(A run of records)
- - - - - - -

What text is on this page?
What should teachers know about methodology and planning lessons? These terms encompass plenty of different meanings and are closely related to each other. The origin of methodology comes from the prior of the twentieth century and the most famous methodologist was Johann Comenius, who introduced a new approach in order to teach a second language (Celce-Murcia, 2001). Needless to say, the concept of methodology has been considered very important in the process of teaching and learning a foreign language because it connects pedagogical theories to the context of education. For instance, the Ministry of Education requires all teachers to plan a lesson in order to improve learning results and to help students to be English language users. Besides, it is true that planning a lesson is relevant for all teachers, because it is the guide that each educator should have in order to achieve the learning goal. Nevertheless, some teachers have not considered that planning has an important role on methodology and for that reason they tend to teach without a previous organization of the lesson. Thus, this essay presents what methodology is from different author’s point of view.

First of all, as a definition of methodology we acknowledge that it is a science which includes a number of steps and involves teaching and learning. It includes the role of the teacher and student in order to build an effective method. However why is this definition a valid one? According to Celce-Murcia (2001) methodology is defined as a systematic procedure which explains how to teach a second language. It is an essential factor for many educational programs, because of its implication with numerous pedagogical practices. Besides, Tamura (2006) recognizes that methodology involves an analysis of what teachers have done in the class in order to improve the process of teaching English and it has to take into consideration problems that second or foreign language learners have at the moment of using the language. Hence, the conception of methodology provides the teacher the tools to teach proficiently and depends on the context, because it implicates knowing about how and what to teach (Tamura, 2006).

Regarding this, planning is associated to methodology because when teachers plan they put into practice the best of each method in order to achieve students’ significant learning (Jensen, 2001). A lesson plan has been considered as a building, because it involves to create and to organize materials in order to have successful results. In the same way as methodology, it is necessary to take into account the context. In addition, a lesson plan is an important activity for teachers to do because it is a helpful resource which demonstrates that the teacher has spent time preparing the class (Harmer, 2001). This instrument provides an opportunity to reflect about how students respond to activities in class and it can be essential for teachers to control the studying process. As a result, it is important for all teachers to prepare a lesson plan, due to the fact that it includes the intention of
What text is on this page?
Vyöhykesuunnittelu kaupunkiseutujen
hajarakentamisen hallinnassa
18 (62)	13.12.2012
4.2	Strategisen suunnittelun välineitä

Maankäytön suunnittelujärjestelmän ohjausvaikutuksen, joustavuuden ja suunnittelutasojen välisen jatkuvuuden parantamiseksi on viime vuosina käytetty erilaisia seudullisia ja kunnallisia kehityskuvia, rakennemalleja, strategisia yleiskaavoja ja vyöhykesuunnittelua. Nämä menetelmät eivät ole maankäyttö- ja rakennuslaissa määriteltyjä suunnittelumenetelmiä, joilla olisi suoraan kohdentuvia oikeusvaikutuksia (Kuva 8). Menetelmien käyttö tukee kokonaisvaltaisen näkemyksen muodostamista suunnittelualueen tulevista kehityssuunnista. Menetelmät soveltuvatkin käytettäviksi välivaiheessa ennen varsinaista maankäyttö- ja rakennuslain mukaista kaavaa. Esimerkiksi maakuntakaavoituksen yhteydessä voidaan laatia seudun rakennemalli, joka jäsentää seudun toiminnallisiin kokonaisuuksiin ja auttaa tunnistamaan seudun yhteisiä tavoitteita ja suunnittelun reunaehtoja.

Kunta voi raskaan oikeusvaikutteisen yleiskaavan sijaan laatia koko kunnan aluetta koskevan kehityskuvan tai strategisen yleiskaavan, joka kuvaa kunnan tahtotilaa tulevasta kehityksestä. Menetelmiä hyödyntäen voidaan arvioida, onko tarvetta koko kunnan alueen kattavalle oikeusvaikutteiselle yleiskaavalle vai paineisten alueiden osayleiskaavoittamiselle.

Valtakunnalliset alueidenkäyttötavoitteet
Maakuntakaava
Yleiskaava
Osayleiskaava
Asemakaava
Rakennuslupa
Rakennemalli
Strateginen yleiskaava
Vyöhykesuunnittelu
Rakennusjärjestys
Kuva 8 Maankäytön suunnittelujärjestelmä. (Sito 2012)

- - - - - - -

**Task details**
Would you copy out each line exactly as written?

**Written response**
What text is on this page?
What should teachers know about methodology and planning lessons? These terms encompass plenty of different meanings and are closely related to each other. The origin of methodology comes from the prior of the twentieth century and the most famous methodologist was Johann Comenius, who introduced a new approach in order to teach a second language (Celce-Murcia, 2001). Needless to say, the concept of methodology has been considered very important in the process of teaching and learning a foreign language because it connects pedagogical theories to the context of education. For instance, the Ministry of Education requires all teachers to plan a lesson in order to improve learning results and to help students to be English language users. Besides, it is true that planning a lesson is relevant for all teachers, because it is the guide that each educator should have in order to achieve the learning goal. Nevertheless, some teachers have not considered that planning has an important role on methodology and for that reason they tend to teach without a previous organization of the lesson. Thus, this essay presents what methodology is from different author’s point of view.

First of all, as a definition of methodology we acknowledge that it is a science which includes a number of steps and involves teaching and learning. It includes the role of the teacher and student in order to build an effective method. However why is this definition a valid one? According to Celce-Murcia (2001) methodology is defined as a systematic procedure which explains how to teach a second language. It is an essential factor for many educational programs, because of its implication with numerous pedagogical practices. Besides, Tamura (2006) recognizes that methodology involves an analysis of what teachers have done in the class in order to improve the process of teaching English and it has to take into consideration problems that second or foreign language learners have at the moment of using the language. Hence, the conception of methodology provides the teacher the tools to teach proficiently and depends on the context, because it implicates knowing about how and what to teach (Tamura, 2006).

Regarding this, planning is associated to methodology because when teachers plan they put into practice the best of each method in order to achieve students’ significant learning (Jensen, 2001). A lesson plan has been considered as a building, because it involves to create and to organize materials in order to have successful results. In the same way as methodology, it is necessary to take into account the context. In addition, a lesson plan is an important activity for teachers to do because it is a helpful resource which demonstrates that the teacher has spent time preparing the class (Harmer, 2001). This instrument provides an opportunity to reflect about how students respond to activities in class and it can be essential for teachers to control the studying process. As a result, it is important for all teachers to prepare a lesson plan, due to the fact that it includes the intention of
What text is on this page?
Vyöhykesuunnittelu kaupunkiseutujen
hajarakentamisen hallinnassa
18 (62)	13.12.2012
4.2	Strategisen suunnittelun välineitä

Maankäytön suunnittelujärjestelmän ohjausvaikutuksen, joustavuuden ja suunnittelutasojen välisen jatkuvuuden parantamiseksi on viime vuosina käytetty erilaisia seudullisia ja kunnallisia kehityskuvia, rakennemalleja, strategisia yleiskaavoja ja vyöhykesuunnittelua. Nämä menetelmät eivät ole maankäyttö- ja rakennuslaissa määriteltyjä suunnittelumenetelmiä, joilla olisi suoraan kohdentuvia oikeusvaikutuksia (Kuva 8). Menetelmien käyttö tukee kokonaisvaltaisen näkemyksen muodostamista suunnittelualueen tulevista kehityssuunnista. Menetelmät soveltuvatkin käytettäviksi välivaiheessa ennen varsinaista maankäyttö- ja rakennuslain mukaista kaavaa. Esimerkiksi maakuntakaavoituksen yhteydessä voidaan laatia seudun rakennemalli, joka jäsentää seudun toiminnallisiin kokonaisuuksiin ja auttaa tunnistamaan seudun yhteisiä tavoitteita ja suunnittelun reunaehtoja.

Kunta voi raskaan oikeusvaikutteisen yleiskaavan sijaan laatia koko kunnan aluetta koskevan kehityskuvan tai strategisen yleiskaavan, joka kuvaa kunnan tahtotilaa tulevasta kehityksestä. Menetelmiä hyödyntäen voidaan arvioida, onko tarvetta koko kunnan alueen kattavalle oikeusvaikutteiselle yleiskaavalle vai paineisten alueiden osayleiskaavoittamiselle.

Valtakunnalliset alueidenkäyttötavoitteet
Maakuntakaava
Yleiskaava
Osayleiskaava
Asemakaava
Rakennuslupa
Rakennemalli
Strateginen yleiskaava
Vyöhykesuunnittelu
Rakennusjärjestys
Kuva 8 Maankäytön suunnittelujärjestelmä. (Sito 2012)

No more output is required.